Problem
Pictures don't belong in the copy; print all the records exactly.

Information supplied

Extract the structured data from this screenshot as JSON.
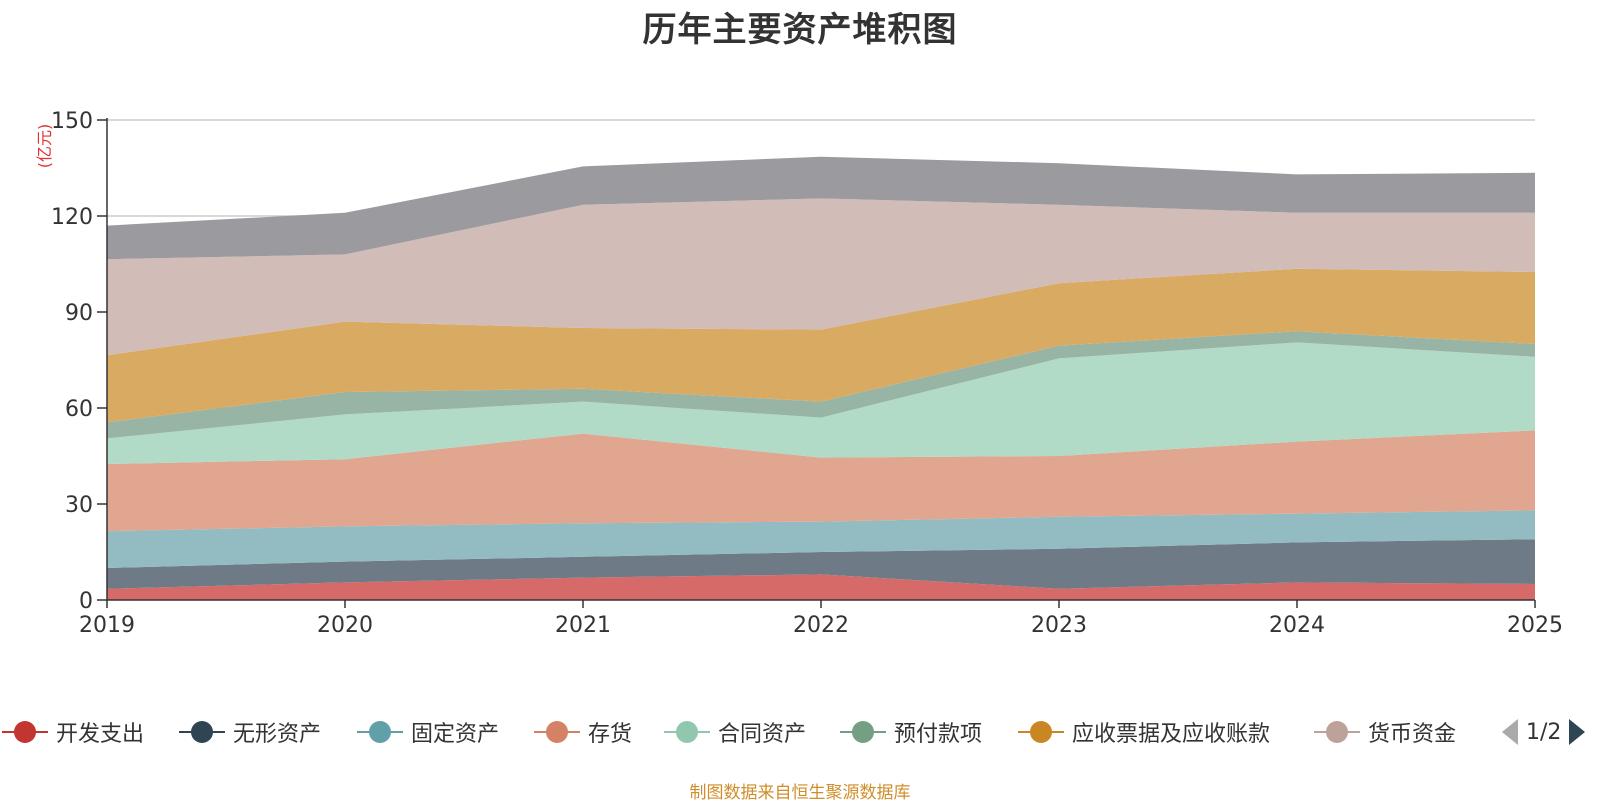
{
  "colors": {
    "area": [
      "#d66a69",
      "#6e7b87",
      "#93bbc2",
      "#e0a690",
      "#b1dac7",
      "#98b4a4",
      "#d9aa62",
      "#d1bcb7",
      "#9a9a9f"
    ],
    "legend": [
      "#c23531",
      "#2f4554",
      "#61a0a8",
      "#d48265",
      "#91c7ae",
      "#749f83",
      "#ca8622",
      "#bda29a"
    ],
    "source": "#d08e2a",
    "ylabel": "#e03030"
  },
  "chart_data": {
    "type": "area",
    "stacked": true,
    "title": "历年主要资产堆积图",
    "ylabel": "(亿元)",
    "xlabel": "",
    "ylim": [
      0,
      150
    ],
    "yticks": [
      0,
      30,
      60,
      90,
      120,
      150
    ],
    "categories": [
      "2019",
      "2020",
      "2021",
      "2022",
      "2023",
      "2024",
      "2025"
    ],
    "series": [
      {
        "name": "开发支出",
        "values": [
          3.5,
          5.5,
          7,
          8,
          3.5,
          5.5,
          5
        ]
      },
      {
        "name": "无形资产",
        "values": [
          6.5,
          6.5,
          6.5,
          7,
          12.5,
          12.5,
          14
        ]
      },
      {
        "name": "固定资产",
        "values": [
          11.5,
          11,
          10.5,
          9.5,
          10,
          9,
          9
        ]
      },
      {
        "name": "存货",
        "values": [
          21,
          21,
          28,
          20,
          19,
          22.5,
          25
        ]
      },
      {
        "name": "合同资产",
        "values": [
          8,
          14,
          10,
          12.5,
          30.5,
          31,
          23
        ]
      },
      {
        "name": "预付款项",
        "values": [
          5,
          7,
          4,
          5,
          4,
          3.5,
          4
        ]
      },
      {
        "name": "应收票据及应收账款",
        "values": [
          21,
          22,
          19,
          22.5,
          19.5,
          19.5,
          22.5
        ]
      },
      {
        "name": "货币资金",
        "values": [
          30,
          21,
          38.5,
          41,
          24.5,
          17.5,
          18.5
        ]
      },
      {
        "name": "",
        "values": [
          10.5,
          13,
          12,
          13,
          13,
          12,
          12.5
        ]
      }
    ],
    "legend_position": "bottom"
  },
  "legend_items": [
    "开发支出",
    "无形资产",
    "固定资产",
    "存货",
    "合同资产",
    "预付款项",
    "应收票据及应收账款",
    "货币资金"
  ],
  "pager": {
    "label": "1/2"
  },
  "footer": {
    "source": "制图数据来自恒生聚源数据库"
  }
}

Response to this exercise
Extract the structured data from this screenshot as JSON.
{
  "colors": {
    "area": [
      "#d66a69",
      "#6e7b87",
      "#93bbc2",
      "#e0a690",
      "#b1dac7",
      "#98b4a4",
      "#d9aa62",
      "#d1bcb7",
      "#9a9a9f"
    ],
    "legend": [
      "#c23531",
      "#2f4554",
      "#61a0a8",
      "#d48265",
      "#91c7ae",
      "#749f83",
      "#ca8622",
      "#bda29a"
    ],
    "source": "#d08e2a",
    "ylabel": "#e03030"
  },
  "chart_data": {
    "type": "area",
    "stacked": true,
    "title": "历年主要资产堆积图",
    "ylabel": "(亿元)",
    "xlabel": "",
    "ylim": [
      0,
      150
    ],
    "yticks": [
      0,
      30,
      60,
      90,
      120,
      150
    ],
    "categories": [
      "2019",
      "2020",
      "2021",
      "2022",
      "2023",
      "2024",
      "2025"
    ],
    "series": [
      {
        "name": "开发支出",
        "values": [
          3.5,
          5.5,
          7,
          8,
          3.5,
          5.5,
          5
        ]
      },
      {
        "name": "无形资产",
        "values": [
          6.5,
          6.5,
          6.5,
          7,
          12.5,
          12.5,
          14
        ]
      },
      {
        "name": "固定资产",
        "values": [
          11.5,
          11,
          10.5,
          9.5,
          10,
          9,
          9
        ]
      },
      {
        "name": "存货",
        "values": [
          21,
          21,
          28,
          20,
          19,
          22.5,
          25
        ]
      },
      {
        "name": "合同资产",
        "values": [
          8,
          14,
          10,
          12.5,
          30.5,
          31,
          23
        ]
      },
      {
        "name": "预付款项",
        "values": [
          5,
          7,
          4,
          5,
          4,
          3.5,
          4
        ]
      },
      {
        "name": "应收票据及应收账款",
        "values": [
          21,
          22,
          19,
          22.5,
          19.5,
          19.5,
          22.5
        ]
      },
      {
        "name": "货币资金",
        "values": [
          30,
          21,
          38.5,
          41,
          24.5,
          17.5,
          18.5
        ]
      },
      {
        "name": "",
        "values": [
          10.5,
          13,
          12,
          13,
          13,
          12,
          12.5
        ]
      }
    ],
    "legend_position": "bottom"
  },
  "legend_items": [
    "开发支出",
    "无形资产",
    "固定资产",
    "存货",
    "合同资产",
    "预付款项",
    "应收票据及应收账款",
    "货币资金"
  ],
  "pager": {
    "label": "1/2"
  },
  "footer": {
    "source": "制图数据来自恒生聚源数据库"
  }
}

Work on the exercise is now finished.